REQUIRED TASK:
Return all the entries exactly, keeping pictures out.
[BEGIN DATA RECORDS]
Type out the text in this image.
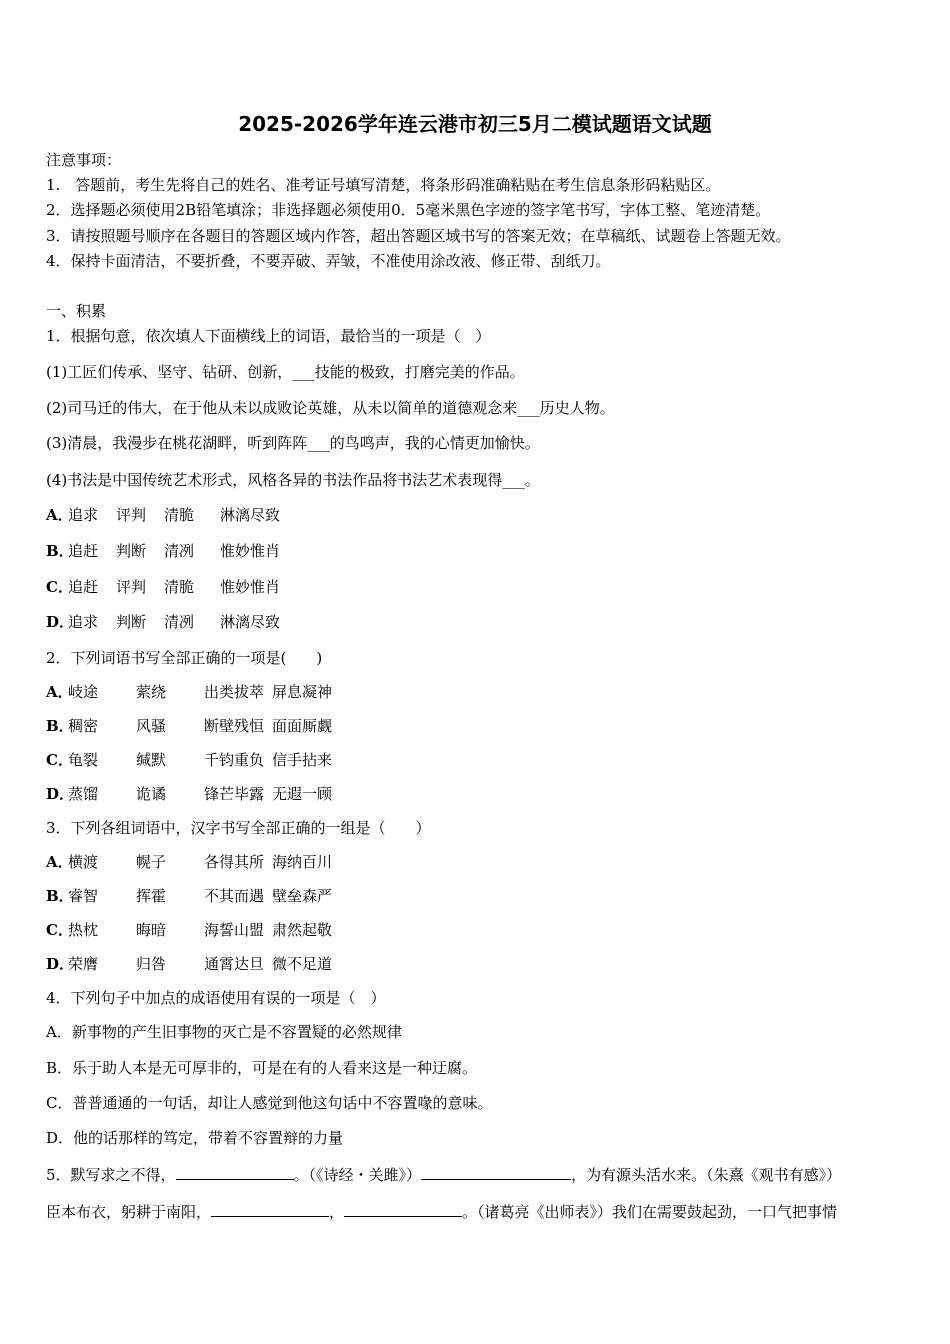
2025-2026学年连云港市初三5月二模试题语文试题
注意事项：
1.　答题前，考生先将自己的姓名、准考证号填写清楚，将条形码准确粘贴在考生信息条形码粘贴区。
2．选择题必须使用2B铅笔填涂；非选择题必须使用0．5毫米黑色字迹的签字笔书写，字体工整、笔迹清楚。
3．请按照题号顺序在各题目的答题区域内作答，超出答题区域书写的答案无效；在草稿纸、试题卷上答题无效。
4．保持卡面清洁，不要折叠，不要弄破、弄皱，不准使用涂改液、修正带、刮纸刀。
一、积累
1．根据句意，依次填人下面横线上的词语，最恰当的一项是（　）
(1)工匠们传承、坚守、钻研、创新，___技能的极致，打磨完美的作品。
(2)司马迁的伟大，在于他从未以成败论英雄，从未以简单的道德观念来___历史人物。
(3)清晨，我漫步在桃花湖畔，听到阵阵___的鸟鸣声，我的心情更加愉快。
(4)书法是中国传统艺术形式，风格各异的书法作品将书法艺术表现得___。
A．追求 评判 清脆 淋漓尽致
B．追赶 判断 清冽 惟妙惟肖
C．追赶 评判 清脆 惟妙惟肖
D．追求 判断 清冽 淋漓尽致
A．岐途	萦绕	出类拔萃 屏息凝神
B．稠密	风骚	断壁残恒 面面厮觑
C．龟裂	缄默	千钧重负 信手拈来
D．蒸馏	诡谲	锋芒毕露 无遐一顾
A．横渡	幌子	各得其所 海纳百川
B．睿智	挥霍	不其而遇 壁垒森严
C．热枕	晦暗	海誓山盟 肃然起敬
D．荣膺	归咎	通霄达旦 微不足道
2．下列词语书写全部正确的一项是(　　)
3．下列各组词语中，汉字书写全部正确的一组是（　　）
4．下列句子中加点的成语使用有误的一项是（　）
A．新事物的产生旧事物的灭亡是不容置疑的必然规律
B．乐于助人本是无可厚非的，可是在有的人看来这是一种迂腐。
C．普普通通的一句话，却让人感觉到他这句话中不容置喙的意味。
D．他的话那样的笃定，带着不容置辩的力量
5．默写求之不得，	。（《诗经・关雎》）	，为有源头活水来。（朱熹《观书有感》）
臣本布衣，躬耕于南阳，	，	。（诸葛亮《出师表》）我们在需要鼓起劲，一口气把事情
[END DATA RECORDS]
SOLUTION:
Type out the text in this image.
2025-2026学年连云港市初三5月二模试题语文试题
注意事项：
1.　答题前，考生先将自己的姓名、准考证号填写清楚，将条形码准确粘贴在考生信息条形码粘贴区。
2．选择题必须使用2B铅笔填涂；非选择题必须使用0．5毫米黑色字迹的签字笔书写，字体工整、笔迹清楚。
3．请按照题号顺序在各题目的答题区域内作答，超出答题区域书写的答案无效；在草稿纸、试题卷上答题无效。
4．保持卡面清洁，不要折叠，不要弄破、弄皱，不准使用涂改液、修正带、刮纸刀。
一、积累
1．根据句意，依次填人下面横线上的词语，最恰当的一项是（　）
(1)工匠们传承、坚守、钻研、创新，___技能的极致，打磨完美的作品。
(2)司马迁的伟大，在于他从未以成败论英雄，从未以简单的道德观念来___历史人物。
(3)清晨，我漫步在桃花湖畔，听到阵阵___的鸟鸣声，我的心情更加愉快。
(4)书法是中国传统艺术形式，风格各异的书法作品将书法艺术表现得___。
A．追求 评判 清脆 淋漓尽致
B．追赶 判断 清冽 惟妙惟肖
C．追赶 评判 清脆 惟妙惟肖
D．追求 判断 清冽 淋漓尽致
A．岐途	萦绕	出类拔萃 屏息凝神
B．稠密	风骚	断壁残恒 面面厮觑
C．龟裂	缄默	千钧重负 信手拈来
D．蒸馏	诡谲	锋芒毕露 无遐一顾
A．横渡	幌子	各得其所 海纳百川
B．睿智	挥霍	不其而遇 壁垒森严
C．热枕	晦暗	海誓山盟 肃然起敬
D．荣膺	归咎	通霄达旦 微不足道
2．下列词语书写全部正确的一项是(　　)
3．下列各组词语中，汉字书写全部正确的一组是（　　）
4．下列句子中加点的成语使用有误的一项是（　）
A．新事物的产生旧事物的灭亡是不容置疑的必然规律
B．乐于助人本是无可厚非的，可是在有的人看来这是一种迂腐。
C．普普通通的一句话，却让人感觉到他这句话中不容置喙的意味。
D．他的话那样的笃定，带着不容置辩的力量
5．默写求之不得，	。（《诗经・关雎》）	，为有源头活水来。（朱熹《观书有感》）
臣本布衣，躬耕于南阳，	，	。（诸葛亮《出师表》）我们在需要鼓起劲，一口气把事情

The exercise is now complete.